-- Problem to work on --
Everything from the line that contains "Read this page and output its text content." through the final line of the records should be written out exactly, and nothing outside that span.
*** Records supplied ***
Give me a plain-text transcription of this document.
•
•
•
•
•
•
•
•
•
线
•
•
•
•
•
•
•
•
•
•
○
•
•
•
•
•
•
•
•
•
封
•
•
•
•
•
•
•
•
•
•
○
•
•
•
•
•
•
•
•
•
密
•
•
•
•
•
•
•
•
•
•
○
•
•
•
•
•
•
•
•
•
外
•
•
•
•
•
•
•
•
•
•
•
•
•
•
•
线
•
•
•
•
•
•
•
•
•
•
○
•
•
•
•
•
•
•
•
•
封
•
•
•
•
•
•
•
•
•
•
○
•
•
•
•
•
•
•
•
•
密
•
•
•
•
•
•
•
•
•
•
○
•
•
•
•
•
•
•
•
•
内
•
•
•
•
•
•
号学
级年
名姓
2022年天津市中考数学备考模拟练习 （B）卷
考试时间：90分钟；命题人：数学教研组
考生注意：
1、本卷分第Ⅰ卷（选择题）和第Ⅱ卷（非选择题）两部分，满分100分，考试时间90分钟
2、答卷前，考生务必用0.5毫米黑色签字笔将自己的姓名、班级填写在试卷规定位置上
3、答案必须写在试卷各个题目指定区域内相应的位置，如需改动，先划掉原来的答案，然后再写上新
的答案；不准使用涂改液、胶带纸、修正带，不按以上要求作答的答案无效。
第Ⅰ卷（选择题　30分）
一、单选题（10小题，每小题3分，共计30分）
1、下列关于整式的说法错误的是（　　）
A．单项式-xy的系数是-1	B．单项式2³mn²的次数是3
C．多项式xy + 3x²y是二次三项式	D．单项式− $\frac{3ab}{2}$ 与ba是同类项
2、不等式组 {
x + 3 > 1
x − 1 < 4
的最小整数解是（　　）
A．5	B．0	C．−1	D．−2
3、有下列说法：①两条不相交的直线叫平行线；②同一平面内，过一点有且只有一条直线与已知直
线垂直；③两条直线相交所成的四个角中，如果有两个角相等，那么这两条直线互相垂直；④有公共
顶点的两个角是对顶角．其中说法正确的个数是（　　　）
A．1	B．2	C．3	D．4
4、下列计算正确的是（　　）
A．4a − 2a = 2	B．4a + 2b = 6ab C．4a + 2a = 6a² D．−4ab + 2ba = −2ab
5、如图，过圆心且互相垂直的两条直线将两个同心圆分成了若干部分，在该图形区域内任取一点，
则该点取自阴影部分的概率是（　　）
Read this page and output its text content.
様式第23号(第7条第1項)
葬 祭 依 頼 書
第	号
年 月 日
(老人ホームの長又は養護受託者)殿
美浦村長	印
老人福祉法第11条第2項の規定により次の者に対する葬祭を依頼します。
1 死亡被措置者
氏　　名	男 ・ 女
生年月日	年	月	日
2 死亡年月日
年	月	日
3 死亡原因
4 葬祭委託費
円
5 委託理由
***
-- Answer in full --
Read this page and output its text content.
様式第23号(第7条第1項)
葬 祭 依 頼 書
第	号
年 月 日
(老人ホームの長又は養護受託者)殿
美浦村長	印
老人福祉法第11条第2項の規定により次の者に対する葬祭を依頼します。
1 死亡被措置者
氏　　名	男 ・ 女
生年月日	年	月	日
2 死亡年月日
年	月	日
3 死亡原因
4 葬祭委託費
円
5 委託理由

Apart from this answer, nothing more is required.